* Start *
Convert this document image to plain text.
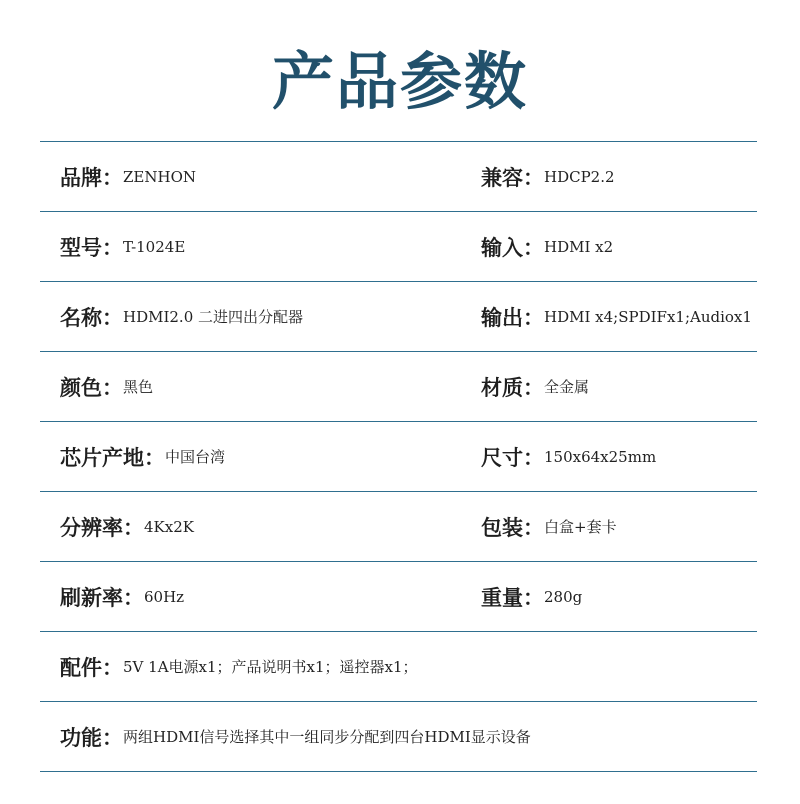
产品参数
品牌： ZENHON	兼容： HDCP2.2
型号： T-1024E	输入： HDMI x2
名称： HDMI2.0 二进四出分配器	输出： HDMI x4;SPDIFx1;Audiox1
颜色： 黑色	材质： 全金属
芯片产地： 中国台湾	尺寸： 150x64x25mm
分辨率： 4Kx2K	包装： 白盒+套卡
刷新率： 60Hz	重量： 280g
配件： 5V 1A电源x1；产品说明书x1；遥控器x1；
功能： 两组HDMI信号选择其中一组同步分配到四台HDMI显示设备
* End *
PROBLEM REQUIREMENTS: Omit the images and transcribe all of the records above word for word.

WRITTEN SOLUTION:
Convert this document image to plain text.
产品参数
品牌： ZENHON	兼容： HDCP2.2
型号： T-1024E	输入： HDMI x2
名称： HDMI2.0 二进四出分配器	输出： HDMI x4;SPDIFx1;Audiox1
颜色： 黑色	材质： 全金属
芯片产地： 中国台湾	尺寸： 150x64x25mm
分辨率： 4Kx2K	包装： 白盒+套卡
刷新率： 60Hz	重量： 280g
配件： 5V 1A电源x1；产品说明书x1；遥控器x1；
功能： 两组HDMI信号选择其中一组同步分配到四台HDMI显示设备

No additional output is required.